▶ _Excerpt provided_

In [7]:
import nltk
from nltk.corpus import stopwords
from nltk.stem.wordnet import WordNetLemmatizer
import gensim
from gensim import corpora
import string

nltk.download('stopwords')
nltk.download('wordnet')
import requests
from bs4 import BeautifulSoup


[nltk_data] Downloading package stopwords to /Users/user/nltk_data...
[nltk_data]   Package stopwords is already up-to-date!
[nltk_data] Downloading package wordnet to /Users/user/nltk_data...


In [6]:
def get_wikipedia_summary(topic):
    try:
        url = f"https://en.wikipedia.org/wiki/{topic.replace('_', ' ')}"
        response = requests.get(url)
        soup = BeautifulSoup(response.content, 'html.parser')
        summary = soup.find('p').get_text()
        return summary
    except Exception as e:
        return "Error or no summary available"

In [9]:
def preprocess_data(doc_set):
    """
    Perform basic pre-processing of the text data.
    """
    # Preparing the stopwords list
    stop = set(stopwords.words('english'))
    exclude = set(string.punctuation) 
    lemma = WordNetLemmatizer()

    # Cleaning and preprocessing
    def clean(doc):
        stop_free = " ".join([word for word in doc.lower().split() if word not in stop])
        punc_free = ''.join(ch for ch in stop_free if ch not in exclude)
        normalized = " ".join(lemma.lemmatize(word) for word in punc_free.split())
        return normalized

    doc_clean = [clean(doc).split() for doc in doc_set]  
    return doc_clean

In [12]:
documents = preprocess_data([get_wikipedia_summary('Machine_learning')])

In [35]:

# Assume 'documents' is a list of preprocessed text data for each topic
dictionary = corpora.Dictionary(documents)
corpus = [dictionary.doc2bow(doc) for doc in documents]

# LDA model
lda_model = gensim.models.ldamodel.LdaModel(corpus, num_topics=3, id2word=dictionary, passes=22)

▶ _What this exercise asks_
1. Answer these about the notebook, one line each:
(a) Which two NLTK packages does the notebook download?
(b) What string does get_wikipedia_summary return when an exception occurs?
(c) What values does the notebook give num_topics and passes for the LDA model?
2. Please list every function the notebook defines with def, including any nested ones.

▶ _Raw data_
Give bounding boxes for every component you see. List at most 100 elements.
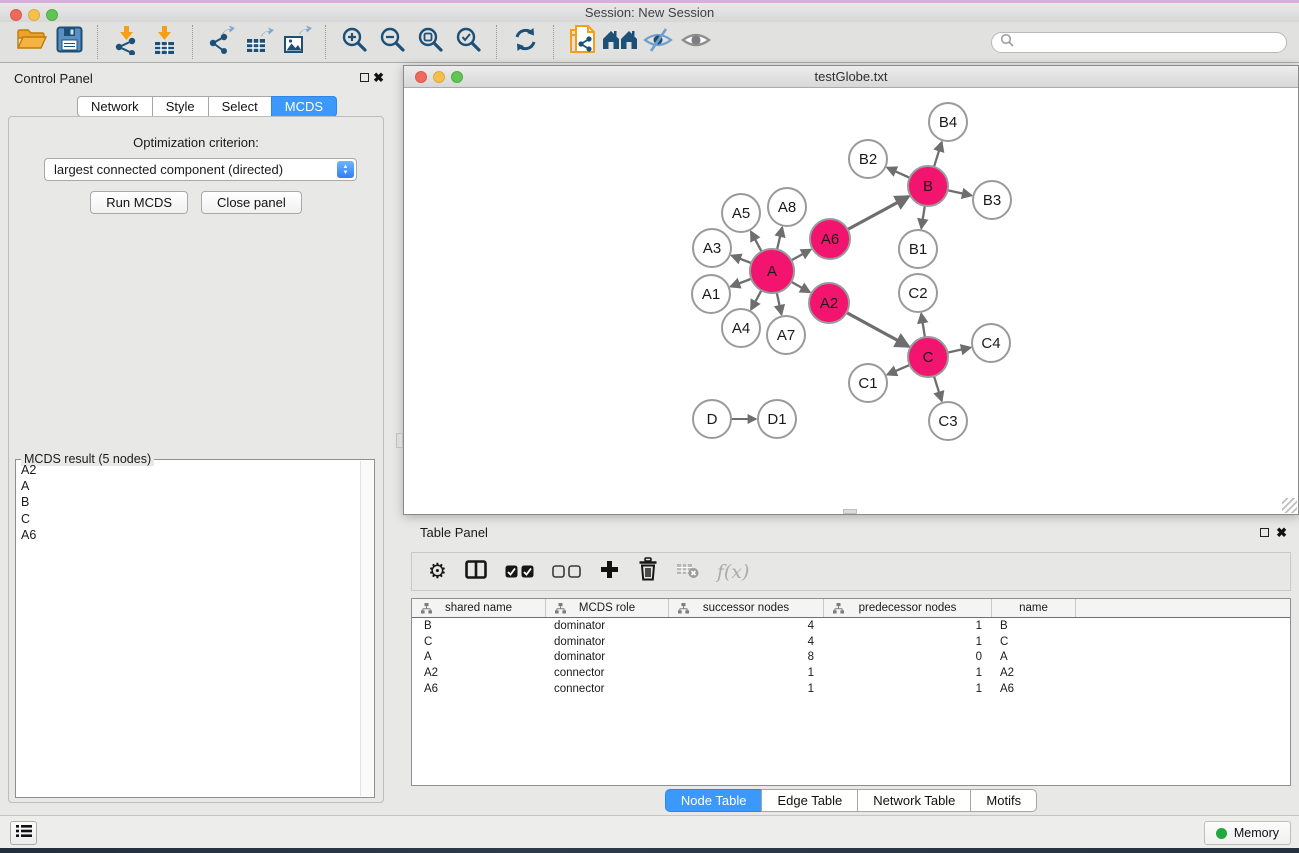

▶ _Answers per task_
1.
(a) stopwords and wordnet
(b) "Error or no summary available"
(c) num_topics is 3 and passes is 22

2.
get_wikipedia_summary
preprocess_data
clean (nested inside preprocess_data)